» Records from a collection of figures
────────────────────────────────────────
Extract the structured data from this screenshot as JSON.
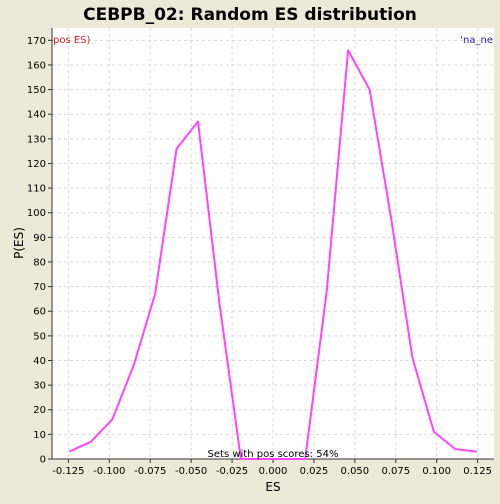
{
  "colors": {
    "background": "#ece9d8",
    "plot_background": "#ffffff",
    "line": "#ff44ff",
    "grid": "#d8d8d8",
    "left_label": "#cc2222",
    "right_label": "#2222bb",
    "axis": "#333333"
  },
  "chart_data": {
    "type": "line",
    "title": "CEBPB_02: Random ES distribution",
    "xlabel": "ES",
    "ylabel": "P(ES)",
    "xlim": [
      -0.135,
      0.135
    ],
    "ylim": [
      0,
      175
    ],
    "grid": true,
    "x_ticks": [
      "-0.125",
      "-0.100",
      "-0.075",
      "-0.050",
      "-0.025",
      "0.000",
      "0.025",
      "0.050",
      "0.075",
      "0.100",
      "0.125"
    ],
    "x_tick_values": [
      -0.125,
      -0.1,
      -0.075,
      -0.05,
      -0.025,
      0,
      0.025,
      0.05,
      0.075,
      0.1,
      0.125
    ],
    "y_ticks": [
      0,
      10,
      20,
      30,
      40,
      50,
      60,
      70,
      80,
      90,
      100,
      110,
      120,
      130,
      140,
      150,
      160,
      170
    ],
    "series": [
      {
        "x": [
          -0.1245,
          -0.1113,
          -0.0982,
          -0.0851,
          -0.072,
          -0.0589,
          -0.0458,
          -0.0327,
          -0.0196,
          -0.0065,
          0.0066,
          0.0197,
          0.0328,
          0.0459,
          0.059,
          0.0721,
          0.0852,
          0.0983,
          0.1114,
          0.1245
        ],
        "y": [
          3,
          7,
          16,
          38,
          67,
          126,
          137,
          63,
          0,
          0,
          0,
          0,
          68,
          166,
          150,
          98,
          41,
          11,
          4,
          3
        ]
      }
    ],
    "annotations": {
      "left": "pos ES)",
      "right": "'na_ne",
      "bottom": "Sets with pos scores: 54%"
    }
  }
}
────────────────────────────────────────
Extract the entries in full, exactly as they are, minus the pictures.

Extract the structured data from this screenshot as JSON.
{
  "colors": {
    "background": "#ece9d8",
    "plot_background": "#ffffff",
    "line": "#ff44ff",
    "grid": "#d8d8d8",
    "left_label": "#cc2222",
    "right_label": "#2222bb",
    "axis": "#333333"
  },
  "chart_data": {
    "type": "line",
    "title": "CEBPB_02: Random ES distribution",
    "xlabel": "ES",
    "ylabel": "P(ES)",
    "xlim": [
      -0.135,
      0.135
    ],
    "ylim": [
      0,
      175
    ],
    "grid": true,
    "x_ticks": [
      "-0.125",
      "-0.100",
      "-0.075",
      "-0.050",
      "-0.025",
      "0.000",
      "0.025",
      "0.050",
      "0.075",
      "0.100",
      "0.125"
    ],
    "x_tick_values": [
      -0.125,
      -0.1,
      -0.075,
      -0.05,
      -0.025,
      0,
      0.025,
      0.05,
      0.075,
      0.1,
      0.125
    ],
    "y_ticks": [
      0,
      10,
      20,
      30,
      40,
      50,
      60,
      70,
      80,
      90,
      100,
      110,
      120,
      130,
      140,
      150,
      160,
      170
    ],
    "series": [
      {
        "x": [
          -0.1245,
          -0.1113,
          -0.0982,
          -0.0851,
          -0.072,
          -0.0589,
          -0.0458,
          -0.0327,
          -0.0196,
          -0.0065,
          0.0066,
          0.0197,
          0.0328,
          0.0459,
          0.059,
          0.0721,
          0.0852,
          0.0983,
          0.1114,
          0.1245
        ],
        "y": [
          3,
          7,
          16,
          38,
          67,
          126,
          137,
          63,
          0,
          0,
          0,
          0,
          68,
          166,
          150,
          98,
          41,
          11,
          4,
          3
        ]
      }
    ],
    "annotations": {
      "left": "pos ES)",
      "right": "'na_ne",
      "bottom": "Sets with pos scores: 54%"
    }
  }
}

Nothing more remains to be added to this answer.